Find every line in the records below that contains the word "support", and copy each such line.
### INPUT ROWS ###
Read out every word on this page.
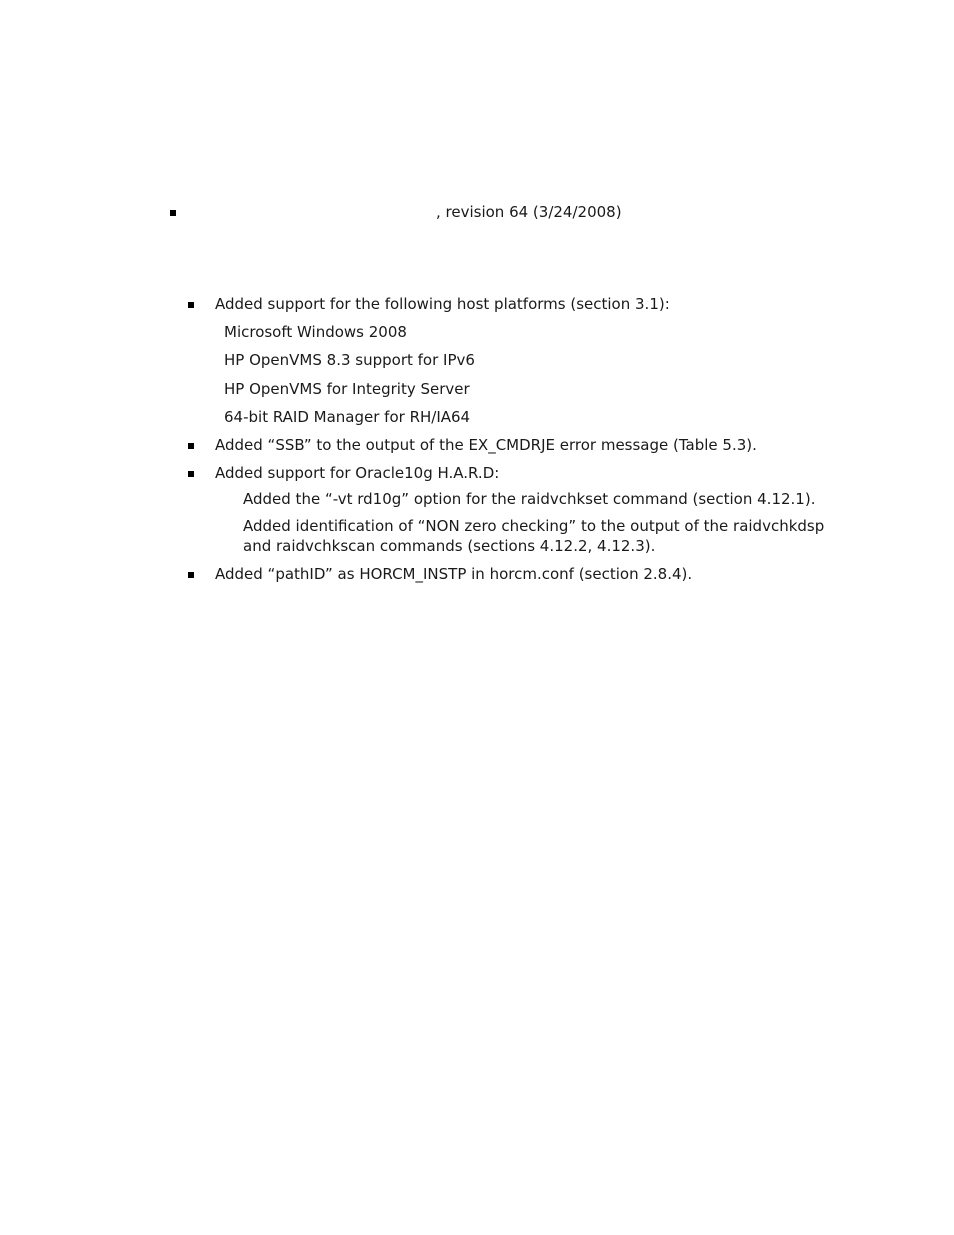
, revision 64 (3/24/2008)
Added support for the following host platforms (section 3.1):
Microsoft Windows 2008
HP OpenVMS 8.3 support for IPv6
HP OpenVMS for Integrity Server
64-bit RAID Manager for RH/IA64
Added “SSB” to the output of the EX_CMDRJE error message (Table 5.3).
Added support for Oracle10g H.A.R.D:
Added the “-vt rd10g” option for the raidvchkset command (section 4.12.1).
Added identification of “NON zero checking” to the output of the raidvchkdsp and raidvchkscan commands (sections 4.12.2, 4.12.3).
Added “pathID” as HORCM_INSTP in horcm.conf (section 2.8.4).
###
[TASK RESULT]:
Added support for the following host platforms (section 3.1):
HP OpenVMS 8.3 support for IPv6
Added support for Oracle10g H.A.R.D:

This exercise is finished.